**WHAT YOU WILL DO**
Look through the data below. Collect every line where the word "color" occurs.

**DATA FOR PROCESSING**

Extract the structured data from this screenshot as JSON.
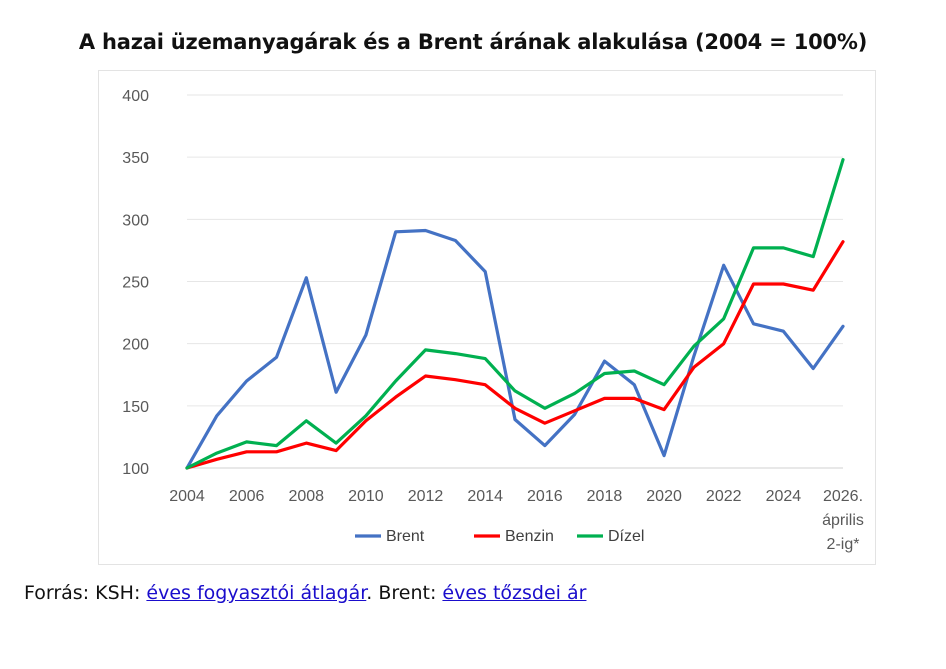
{
  "chart_data": {
    "type": "line",
    "title": "A hazai üzemanyagárak és a Brent árának alakulása (2004 = 100%)",
    "xlabel": "",
    "ylabel": "",
    "x": [
      2004,
      2005,
      2006,
      2007,
      2008,
      2009,
      2010,
      2011,
      2012,
      2013,
      2014,
      2015,
      2016,
      2017,
      2018,
      2019,
      2020,
      2021,
      2022,
      2023,
      2024,
      2025,
      2026
    ],
    "x_tick_labels": [
      "2004",
      "2006",
      "2008",
      "2010",
      "2012",
      "2014",
      "2016",
      "2018",
      "2020",
      "2022",
      "2024"
    ],
    "x_last_label_lines": [
      "2026.",
      "április",
      "2-ig*"
    ],
    "ylim": [
      100,
      400
    ],
    "y_ticks": [
      100,
      150,
      200,
      250,
      300,
      350,
      400
    ],
    "grid": "horizontal",
    "legend_position": "bottom",
    "series": [
      {
        "name": "Brent",
        "color": "#4472c4",
        "values": [
          100,
          142,
          170,
          189,
          253,
          161,
          207,
          290,
          291,
          283,
          258,
          139,
          118,
          143,
          186,
          167,
          110,
          190,
          263,
          216,
          210,
          180,
          214
        ]
      },
      {
        "name": "Benzin",
        "color": "#ff0000",
        "values": [
          100,
          107,
          113,
          113,
          120,
          114,
          138,
          157,
          174,
          171,
          167,
          148,
          136,
          146,
          156,
          156,
          147,
          181,
          200,
          248,
          248,
          243,
          282
        ]
      },
      {
        "name": "Dízel",
        "color": "#00b050",
        "values": [
          100,
          112,
          121,
          118,
          138,
          120,
          142,
          170,
          195,
          192,
          188,
          162,
          148,
          160,
          176,
          178,
          167,
          198,
          220,
          277,
          277,
          270,
          348
        ]
      }
    ]
  },
  "footer": {
    "prefix": "Forrás: KSH: ",
    "link1": "éves fogyasztói átlagár",
    "middle": ". Brent: ",
    "link2": "éves tőzsdei ár"
  }
}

**FULL RESPONSE**
        "color": "#4472c4",
        "color": "#ff0000",
        "color": "#00b050",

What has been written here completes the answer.